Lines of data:
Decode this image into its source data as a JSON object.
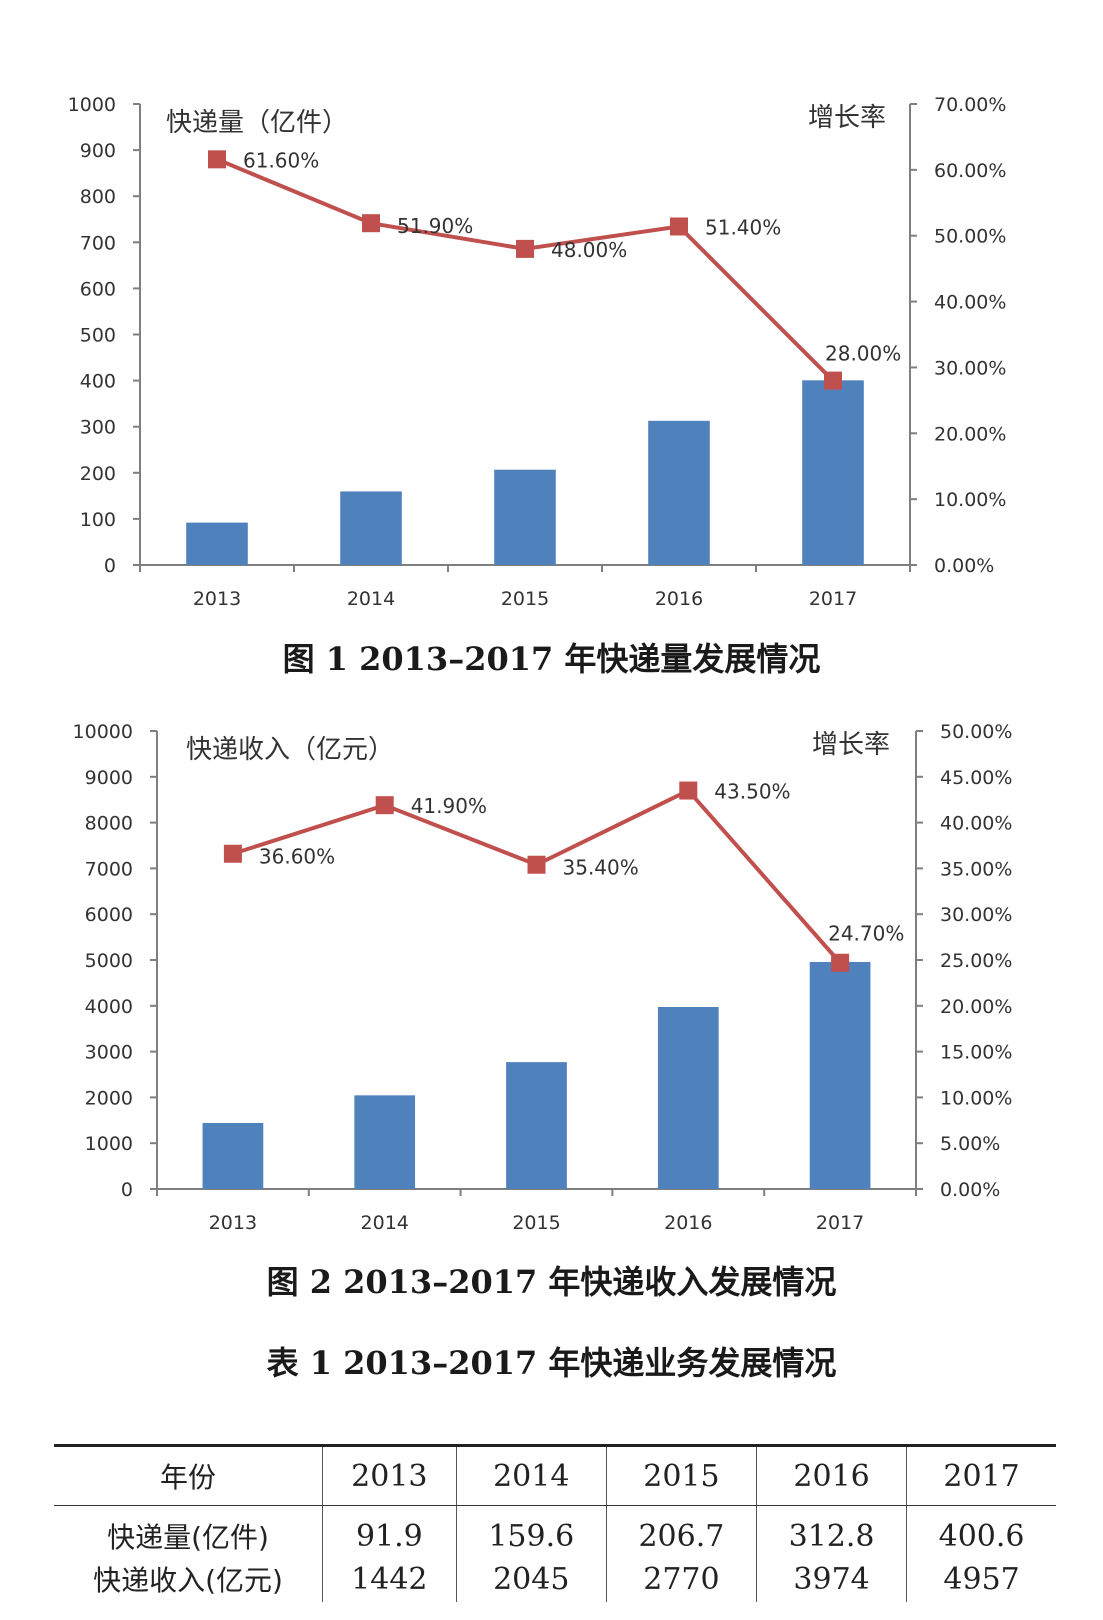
{
  "figure1": {
    "caption": "图 1   2013–2017 年快递量发展情况",
    "chart_data": {
      "type": "bar",
      "categories": [
        "2013",
        "2014",
        "2015",
        "2016",
        "2017"
      ],
      "left_label": "快递量（亿件）",
      "right_label": "增长率",
      "ylim": [
        0,
        1000
      ],
      "y2lim": [
        0,
        70
      ],
      "yticks": [
        "0",
        "100",
        "200",
        "300",
        "400",
        "500",
        "600",
        "700",
        "800",
        "900",
        "1000"
      ],
      "y2ticks": [
        "0.00%",
        "10.00%",
        "20.00%",
        "30.00%",
        "40.00%",
        "50.00%",
        "60.00%",
        "70.00%"
      ],
      "series": [
        {
          "type": "bar",
          "axis": "left",
          "color": "#4f81bd",
          "values": [
            91.9,
            159.6,
            206.7,
            312.8,
            400.6
          ]
        },
        {
          "type": "line",
          "axis": "right",
          "color": "#c0504d",
          "values": [
            61.6,
            51.9,
            48.0,
            51.4,
            28.0
          ],
          "labels": [
            "61.60%",
            "51.90%",
            "48.00%",
            "51.40%",
            "28.00%"
          ]
        }
      ]
    }
  },
  "figure2": {
    "caption": "图 2   2013–2017 年快递收入发展情况",
    "chart_data": {
      "type": "bar",
      "categories": [
        "2013",
        "2014",
        "2015",
        "2016",
        "2017"
      ],
      "left_label": "快递收入（亿元）",
      "right_label": "增长率",
      "ylim": [
        0,
        10000
      ],
      "y2lim": [
        0,
        50
      ],
      "yticks": [
        "0",
        "1000",
        "2000",
        "3000",
        "4000",
        "5000",
        "6000",
        "7000",
        "8000",
        "9000",
        "10000"
      ],
      "y2ticks": [
        "0.00%",
        "5.00%",
        "10.00%",
        "15.00%",
        "20.00%",
        "25.00%",
        "30.00%",
        "35.00%",
        "40.00%",
        "45.00%",
        "50.00%"
      ],
      "series": [
        {
          "type": "bar",
          "axis": "left",
          "color": "#4f81bd",
          "values": [
            1442,
            2045,
            2770,
            3974,
            4957
          ]
        },
        {
          "type": "line",
          "axis": "right",
          "color": "#c0504d",
          "values": [
            36.6,
            41.9,
            35.4,
            43.5,
            24.7
          ],
          "labels": [
            "36.60%",
            "41.90%",
            "35.40%",
            "43.50%",
            "24.70%"
          ]
        }
      ]
    }
  },
  "table": {
    "title": "表 1   2013–2017 年快递业务发展情况",
    "header": [
      "年份",
      "2013",
      "2014",
      "2015",
      "2016",
      "2017"
    ],
    "rows": [
      [
        "快递量(亿件)",
        "91.9",
        "159.6",
        "206.7",
        "312.8",
        "400.6"
      ],
      [
        "快递收入(亿元)",
        "1442",
        "2045",
        "2770",
        "3974",
        "4957"
      ]
    ]
  }
}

#### [OBJECTIVE]
The data above should be repeated exactly, minus any pictures.

#### [OUTPUT FOR THIS EXERCISE]
Decode this image into its source data as a JSON object.
{
  "figure1": {
    "caption": "图 1   2013–2017 年快递量发展情况",
    "chart_data": {
      "type": "bar",
      "categories": [
        "2013",
        "2014",
        "2015",
        "2016",
        "2017"
      ],
      "left_label": "快递量（亿件）",
      "right_label": "增长率",
      "ylim": [
        0,
        1000
      ],
      "y2lim": [
        0,
        70
      ],
      "yticks": [
        "0",
        "100",
        "200",
        "300",
        "400",
        "500",
        "600",
        "700",
        "800",
        "900",
        "1000"
      ],
      "y2ticks": [
        "0.00%",
        "10.00%",
        "20.00%",
        "30.00%",
        "40.00%",
        "50.00%",
        "60.00%",
        "70.00%"
      ],
      "series": [
        {
          "type": "bar",
          "axis": "left",
          "color": "#4f81bd",
          "values": [
            91.9,
            159.6,
            206.7,
            312.8,
            400.6
          ]
        },
        {
          "type": "line",
          "axis": "right",
          "color": "#c0504d",
          "values": [
            61.6,
            51.9,
            48.0,
            51.4,
            28.0
          ],
          "labels": [
            "61.60%",
            "51.90%",
            "48.00%",
            "51.40%",
            "28.00%"
          ]
        }
      ]
    }
  },
  "figure2": {
    "caption": "图 2   2013–2017 年快递收入发展情况",
    "chart_data": {
      "type": "bar",
      "categories": [
        "2013",
        "2014",
        "2015",
        "2016",
        "2017"
      ],
      "left_label": "快递收入（亿元）",
      "right_label": "增长率",
      "ylim": [
        0,
        10000
      ],
      "y2lim": [
        0,
        50
      ],
      "yticks": [
        "0",
        "1000",
        "2000",
        "3000",
        "4000",
        "5000",
        "6000",
        "7000",
        "8000",
        "9000",
        "10000"
      ],
      "y2ticks": [
        "0.00%",
        "5.00%",
        "10.00%",
        "15.00%",
        "20.00%",
        "25.00%",
        "30.00%",
        "35.00%",
        "40.00%",
        "45.00%",
        "50.00%"
      ],
      "series": [
        {
          "type": "bar",
          "axis": "left",
          "color": "#4f81bd",
          "values": [
            1442,
            2045,
            2770,
            3974,
            4957
          ]
        },
        {
          "type": "line",
          "axis": "right",
          "color": "#c0504d",
          "values": [
            36.6,
            41.9,
            35.4,
            43.5,
            24.7
          ],
          "labels": [
            "36.60%",
            "41.90%",
            "35.40%",
            "43.50%",
            "24.70%"
          ]
        }
      ]
    }
  },
  "table": {
    "title": "表 1   2013–2017 年快递业务发展情况",
    "header": [
      "年份",
      "2013",
      "2014",
      "2015",
      "2016",
      "2017"
    ],
    "rows": [
      [
        "快递量(亿件)",
        "91.9",
        "159.6",
        "206.7",
        "312.8",
        "400.6"
      ],
      [
        "快递收入(亿元)",
        "1442",
        "2045",
        "2770",
        "3974",
        "4957"
      ]
    ]
  }
}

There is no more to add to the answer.